_TO BE DONE_
Repeat the material below exactly, line for line.

_Dataset listings of figures_
==============================

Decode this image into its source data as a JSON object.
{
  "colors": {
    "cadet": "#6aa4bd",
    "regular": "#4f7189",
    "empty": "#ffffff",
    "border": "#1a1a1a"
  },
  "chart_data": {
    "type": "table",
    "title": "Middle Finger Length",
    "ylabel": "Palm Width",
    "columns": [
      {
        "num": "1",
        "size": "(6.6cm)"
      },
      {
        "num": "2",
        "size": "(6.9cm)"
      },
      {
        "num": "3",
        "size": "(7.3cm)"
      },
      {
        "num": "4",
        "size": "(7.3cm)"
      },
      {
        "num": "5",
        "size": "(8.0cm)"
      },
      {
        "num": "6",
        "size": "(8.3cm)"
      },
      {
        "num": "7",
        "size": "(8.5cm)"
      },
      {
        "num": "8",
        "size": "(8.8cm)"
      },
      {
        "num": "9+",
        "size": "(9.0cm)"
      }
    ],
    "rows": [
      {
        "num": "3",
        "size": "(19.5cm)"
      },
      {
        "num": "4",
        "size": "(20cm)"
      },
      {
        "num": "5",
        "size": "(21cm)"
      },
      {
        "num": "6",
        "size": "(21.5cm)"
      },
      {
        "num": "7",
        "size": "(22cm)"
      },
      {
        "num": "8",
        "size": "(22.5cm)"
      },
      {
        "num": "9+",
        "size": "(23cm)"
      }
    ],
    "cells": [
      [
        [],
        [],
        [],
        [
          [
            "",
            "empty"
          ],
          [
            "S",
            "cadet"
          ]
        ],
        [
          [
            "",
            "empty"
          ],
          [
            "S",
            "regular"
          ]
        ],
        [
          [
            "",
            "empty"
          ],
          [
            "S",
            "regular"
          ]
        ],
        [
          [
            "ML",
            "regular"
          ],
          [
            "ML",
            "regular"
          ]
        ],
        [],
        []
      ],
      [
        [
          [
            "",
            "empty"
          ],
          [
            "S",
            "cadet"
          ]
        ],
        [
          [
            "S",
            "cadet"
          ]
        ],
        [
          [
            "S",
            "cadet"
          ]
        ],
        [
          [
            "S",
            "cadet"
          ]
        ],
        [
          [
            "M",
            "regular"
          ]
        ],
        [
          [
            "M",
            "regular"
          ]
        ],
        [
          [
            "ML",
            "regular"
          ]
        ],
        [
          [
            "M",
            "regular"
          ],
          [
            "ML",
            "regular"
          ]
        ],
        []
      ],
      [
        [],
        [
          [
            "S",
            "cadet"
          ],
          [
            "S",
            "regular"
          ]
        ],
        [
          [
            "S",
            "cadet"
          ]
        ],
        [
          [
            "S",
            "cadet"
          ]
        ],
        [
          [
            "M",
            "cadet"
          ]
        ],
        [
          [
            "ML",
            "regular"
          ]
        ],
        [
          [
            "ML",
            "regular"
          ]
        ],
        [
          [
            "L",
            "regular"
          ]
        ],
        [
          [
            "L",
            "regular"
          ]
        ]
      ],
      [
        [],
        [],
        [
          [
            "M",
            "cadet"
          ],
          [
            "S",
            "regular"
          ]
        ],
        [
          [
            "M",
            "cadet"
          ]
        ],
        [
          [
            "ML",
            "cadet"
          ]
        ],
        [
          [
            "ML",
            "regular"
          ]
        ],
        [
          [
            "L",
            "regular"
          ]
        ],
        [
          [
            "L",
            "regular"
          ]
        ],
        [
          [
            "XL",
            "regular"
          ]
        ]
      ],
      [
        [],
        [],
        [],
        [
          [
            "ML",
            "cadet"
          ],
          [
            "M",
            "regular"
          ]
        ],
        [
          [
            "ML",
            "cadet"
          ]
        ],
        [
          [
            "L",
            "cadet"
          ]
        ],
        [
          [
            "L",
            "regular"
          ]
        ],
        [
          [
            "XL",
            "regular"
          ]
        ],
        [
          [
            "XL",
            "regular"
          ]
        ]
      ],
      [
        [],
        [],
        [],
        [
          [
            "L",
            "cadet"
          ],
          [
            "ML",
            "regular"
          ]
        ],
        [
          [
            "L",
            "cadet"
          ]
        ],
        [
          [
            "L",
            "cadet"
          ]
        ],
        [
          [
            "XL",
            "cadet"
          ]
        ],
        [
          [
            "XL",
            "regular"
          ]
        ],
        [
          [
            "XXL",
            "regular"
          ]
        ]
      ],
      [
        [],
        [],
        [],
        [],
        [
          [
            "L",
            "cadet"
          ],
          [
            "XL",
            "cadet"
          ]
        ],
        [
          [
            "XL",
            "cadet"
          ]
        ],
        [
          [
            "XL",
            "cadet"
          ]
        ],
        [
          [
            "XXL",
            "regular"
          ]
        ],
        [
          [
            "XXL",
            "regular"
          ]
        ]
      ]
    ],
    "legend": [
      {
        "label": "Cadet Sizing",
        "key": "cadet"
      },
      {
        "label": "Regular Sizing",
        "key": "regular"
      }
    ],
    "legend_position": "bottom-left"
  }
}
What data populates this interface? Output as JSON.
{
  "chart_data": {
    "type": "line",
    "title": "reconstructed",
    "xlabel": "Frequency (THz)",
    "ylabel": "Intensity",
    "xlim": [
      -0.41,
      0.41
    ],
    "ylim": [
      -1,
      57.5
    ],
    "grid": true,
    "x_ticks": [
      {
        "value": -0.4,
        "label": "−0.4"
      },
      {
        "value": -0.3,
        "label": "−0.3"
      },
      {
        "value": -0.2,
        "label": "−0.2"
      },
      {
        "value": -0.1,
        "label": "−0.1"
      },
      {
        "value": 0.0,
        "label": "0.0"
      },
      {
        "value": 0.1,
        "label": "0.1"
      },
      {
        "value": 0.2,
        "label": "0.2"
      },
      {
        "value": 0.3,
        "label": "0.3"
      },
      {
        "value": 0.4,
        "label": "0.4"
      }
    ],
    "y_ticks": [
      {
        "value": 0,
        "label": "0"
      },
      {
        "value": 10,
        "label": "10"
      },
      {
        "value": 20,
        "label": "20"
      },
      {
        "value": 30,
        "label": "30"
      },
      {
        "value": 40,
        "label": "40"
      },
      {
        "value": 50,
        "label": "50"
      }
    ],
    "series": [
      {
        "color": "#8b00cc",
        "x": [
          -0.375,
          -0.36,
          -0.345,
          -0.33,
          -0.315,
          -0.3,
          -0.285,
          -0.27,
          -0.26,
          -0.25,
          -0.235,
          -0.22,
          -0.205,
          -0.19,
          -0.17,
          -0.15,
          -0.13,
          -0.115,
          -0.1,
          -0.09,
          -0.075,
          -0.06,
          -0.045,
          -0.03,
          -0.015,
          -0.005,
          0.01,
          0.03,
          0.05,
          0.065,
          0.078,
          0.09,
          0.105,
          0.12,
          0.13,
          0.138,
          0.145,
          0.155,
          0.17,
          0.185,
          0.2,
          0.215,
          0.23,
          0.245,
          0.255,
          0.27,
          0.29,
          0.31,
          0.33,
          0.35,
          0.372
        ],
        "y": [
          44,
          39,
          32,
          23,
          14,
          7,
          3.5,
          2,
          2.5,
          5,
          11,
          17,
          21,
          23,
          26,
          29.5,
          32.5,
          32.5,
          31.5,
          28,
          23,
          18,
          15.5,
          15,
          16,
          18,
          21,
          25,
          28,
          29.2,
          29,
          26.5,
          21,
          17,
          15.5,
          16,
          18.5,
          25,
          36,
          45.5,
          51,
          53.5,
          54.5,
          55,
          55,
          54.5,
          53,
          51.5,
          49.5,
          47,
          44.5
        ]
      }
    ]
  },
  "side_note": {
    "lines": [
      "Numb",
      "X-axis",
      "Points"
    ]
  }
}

==============================

_RESPONSE TO THE TASK_
Decode this image into its source data as a JSON object.
{
  "colors": {
    "cadet": "#6aa4bd",
    "regular": "#4f7189",
    "empty": "#ffffff",
    "border": "#1a1a1a"
  },
  "chart_data": {
    "type": "table",
    "title": "Middle Finger Length",
    "ylabel": "Palm Width",
    "columns": [
      {
        "num": "1",
        "size": "(6.6cm)"
      },
      {
        "num": "2",
        "size": "(6.9cm)"
      },
      {
        "num": "3",
        "size": "(7.3cm)"
      },
      {
        "num": "4",
        "size": "(7.3cm)"
      },
      {
        "num": "5",
        "size": "(8.0cm)"
      },
      {
        "num": "6",
        "size": "(8.3cm)"
      },
      {
        "num": "7",
        "size": "(8.5cm)"
      },
      {
        "num": "8",
        "size": "(8.8cm)"
      },
      {
        "num": "9+",
        "size": "(9.0cm)"
      }
    ],
    "rows": [
      {
        "num": "3",
        "size": "(19.5cm)"
      },
      {
        "num": "4",
        "size": "(20cm)"
      },
      {
        "num": "5",
        "size": "(21cm)"
      },
      {
        "num": "6",
        "size": "(21.5cm)"
      },
      {
        "num": "7",
        "size": "(22cm)"
      },
      {
        "num": "8",
        "size": "(22.5cm)"
      },
      {
        "num": "9+",
        "size": "(23cm)"
      }
    ],
    "cells": [
      [
        [],
        [],
        [],
        [
          [
            "",
            "empty"
          ],
          [
            "S",
            "cadet"
          ]
        ],
        [
          [
            "",
            "empty"
          ],
          [
            "S",
            "regular"
          ]
        ],
        [
          [
            "",
            "empty"
          ],
          [
            "S",
            "regular"
          ]
        ],
        [
          [
            "ML",
            "regular"
          ],
          [
            "ML",
            "regular"
          ]
        ],
        [],
        []
      ],
      [
        [
          [
            "",
            "empty"
          ],
          [
            "S",
            "cadet"
          ]
        ],
        [
          [
            "S",
            "cadet"
          ]
        ],
        [
          [
            "S",
            "cadet"
          ]
        ],
        [
          [
            "S",
            "cadet"
          ]
        ],
        [
          [
            "M",
            "regular"
          ]
        ],
        [
          [
            "M",
            "regular"
          ]
        ],
        [
          [
            "ML",
            "regular"
          ]
        ],
        [
          [
            "M",
            "regular"
          ],
          [
            "ML",
            "regular"
          ]
        ],
        []
      ],
      [
        [],
        [
          [
            "S",
            "cadet"
          ],
          [
            "S",
            "regular"
          ]
        ],
        [
          [
            "S",
            "cadet"
          ]
        ],
        [
          [
            "S",
            "cadet"
          ]
        ],
        [
          [
            "M",
            "cadet"
          ]
        ],
        [
          [
            "ML",
            "regular"
          ]
        ],
        [
          [
            "ML",
            "regular"
          ]
        ],
        [
          [
            "L",
            "regular"
          ]
        ],
        [
          [
            "L",
            "regular"
          ]
        ]
      ],
      [
        [],
        [],
        [
          [
            "M",
            "cadet"
          ],
          [
            "S",
            "regular"
          ]
        ],
        [
          [
            "M",
            "cadet"
          ]
        ],
        [
          [
            "ML",
            "cadet"
          ]
        ],
        [
          [
            "ML",
            "regular"
          ]
        ],
        [
          [
            "L",
            "regular"
          ]
        ],
        [
          [
            "L",
            "regular"
          ]
        ],
        [
          [
            "XL",
            "regular"
          ]
        ]
      ],
      [
        [],
        [],
        [],
        [
          [
            "ML",
            "cadet"
          ],
          [
            "M",
            "regular"
          ]
        ],
        [
          [
            "ML",
            "cadet"
          ]
        ],
        [
          [
            "L",
            "cadet"
          ]
        ],
        [
          [
            "L",
            "regular"
          ]
        ],
        [
          [
            "XL",
            "regular"
          ]
        ],
        [
          [
            "XL",
            "regular"
          ]
        ]
      ],
      [
        [],
        [],
        [],
        [
          [
            "L",
            "cadet"
          ],
          [
            "ML",
            "regular"
          ]
        ],
        [
          [
            "L",
            "cadet"
          ]
        ],
        [
          [
            "L",
            "cadet"
          ]
        ],
        [
          [
            "XL",
            "cadet"
          ]
        ],
        [
          [
            "XL",
            "regular"
          ]
        ],
        [
          [
            "XXL",
            "regular"
          ]
        ]
      ],
      [
        [],
        [],
        [],
        [],
        [
          [
            "L",
            "cadet"
          ],
          [
            "XL",
            "cadet"
          ]
        ],
        [
          [
            "XL",
            "cadet"
          ]
        ],
        [
          [
            "XL",
            "cadet"
          ]
        ],
        [
          [
            "XXL",
            "regular"
          ]
        ],
        [
          [
            "XXL",
            "regular"
          ]
        ]
      ]
    ],
    "legend": [
      {
        "label": "Cadet Sizing",
        "key": "cadet"
      },
      {
        "label": "Regular Sizing",
        "key": "regular"
      }
    ],
    "legend_position": "bottom-left"
  }
}
What data populates this interface? Output as JSON.
{
  "chart_data": {
    "type": "line",
    "title": "reconstructed",
    "xlabel": "Frequency (THz)",
    "ylabel": "Intensity",
    "xlim": [
      -0.41,
      0.41
    ],
    "ylim": [
      -1,
      57.5
    ],
    "grid": true,
    "x_ticks": [
      {
        "value": -0.4,
        "label": "−0.4"
      },
      {
        "value": -0.3,
        "label": "−0.3"
      },
      {
        "value": -0.2,
        "label": "−0.2"
      },
      {
        "value": -0.1,
        "label": "−0.1"
      },
      {
        "value": 0.0,
        "label": "0.0"
      },
      {
        "value": 0.1,
        "label": "0.1"
      },
      {
        "value": 0.2,
        "label": "0.2"
      },
      {
        "value": 0.3,
        "label": "0.3"
      },
      {
        "value": 0.4,
        "label": "0.4"
      }
    ],
    "y_ticks": [
      {
        "value": 0,
        "label": "0"
      },
      {
        "value": 10,
        "label": "10"
      },
      {
        "value": 20,
        "label": "20"
      },
      {
        "value": 30,
        "label": "30"
      },
      {
        "value": 40,
        "label": "40"
      },
      {
        "value": 50,
        "label": "50"
      }
    ],
    "series": [
      {
        "color": "#8b00cc",
        "x": [
          -0.375,
          -0.36,
          -0.345,
          -0.33,
          -0.315,
          -0.3,
          -0.285,
          -0.27,
          -0.26,
          -0.25,
          -0.235,
          -0.22,
          -0.205,
          -0.19,
          -0.17,
          -0.15,
          -0.13,
          -0.115,
          -0.1,
          -0.09,
          -0.075,
          -0.06,
          -0.045,
          -0.03,
          -0.015,
          -0.005,
          0.01,
          0.03,
          0.05,
          0.065,
          0.078,
          0.09,
          0.105,
          0.12,
          0.13,
          0.138,
          0.145,
          0.155,
          0.17,
          0.185,
          0.2,
          0.215,
          0.23,
          0.245,
          0.255,
          0.27,
          0.29,
          0.31,
          0.33,
          0.35,
          0.372
        ],
        "y": [
          44,
          39,
          32,
          23,
          14,
          7,
          3.5,
          2,
          2.5,
          5,
          11,
          17,
          21,
          23,
          26,
          29.5,
          32.5,
          32.5,
          31.5,
          28,
          23,
          18,
          15.5,
          15,
          16,
          18,
          21,
          25,
          28,
          29.2,
          29,
          26.5,
          21,
          17,
          15.5,
          16,
          18.5,
          25,
          36,
          45.5,
          51,
          53.5,
          54.5,
          55,
          55,
          54.5,
          53,
          51.5,
          49.5,
          47,
          44.5
        ]
      }
    ]
  },
  "side_note": {
    "lines": [
      "Numb",
      "X-axis",
      "Points"
    ]
  }
}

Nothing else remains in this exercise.